Data records:
################

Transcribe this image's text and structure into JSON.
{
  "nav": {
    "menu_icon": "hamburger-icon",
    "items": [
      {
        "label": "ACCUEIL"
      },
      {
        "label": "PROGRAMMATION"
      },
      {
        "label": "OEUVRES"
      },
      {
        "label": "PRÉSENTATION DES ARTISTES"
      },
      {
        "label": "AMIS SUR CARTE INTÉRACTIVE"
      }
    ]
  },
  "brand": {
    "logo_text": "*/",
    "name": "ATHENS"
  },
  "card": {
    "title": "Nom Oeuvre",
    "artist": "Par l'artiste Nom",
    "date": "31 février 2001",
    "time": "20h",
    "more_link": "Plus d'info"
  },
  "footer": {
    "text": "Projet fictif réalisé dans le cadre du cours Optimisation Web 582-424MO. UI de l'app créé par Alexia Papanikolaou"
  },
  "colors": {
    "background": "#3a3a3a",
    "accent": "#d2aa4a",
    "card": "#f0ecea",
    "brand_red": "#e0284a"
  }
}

################

● Job:
Everything in the listing above should be restated exactly.

● Written answer:
Transcribe this image's text and structure into JSON.
{
  "nav": {
    "menu_icon": "hamburger-icon",
    "items": [
      {
        "label": "ACCUEIL"
      },
      {
        "label": "PROGRAMMATION"
      },
      {
        "label": "OEUVRES"
      },
      {
        "label": "PRÉSENTATION DES ARTISTES"
      },
      {
        "label": "AMIS SUR CARTE INTÉRACTIVE"
      }
    ]
  },
  "brand": {
    "logo_text": "*/",
    "name": "ATHENS"
  },
  "card": {
    "title": "Nom Oeuvre",
    "artist": "Par l'artiste Nom",
    "date": "31 février 2001",
    "time": "20h",
    "more_link": "Plus d'info"
  },
  "footer": {
    "text": "Projet fictif réalisé dans le cadre du cours Optimisation Web 582-424MO. UI de l'app créé par Alexia Papanikolaou"
  },
  "colors": {
    "background": "#3a3a3a",
    "accent": "#d2aa4a",
    "card": "#f0ecea",
    "brand_red": "#e0284a"
  }
}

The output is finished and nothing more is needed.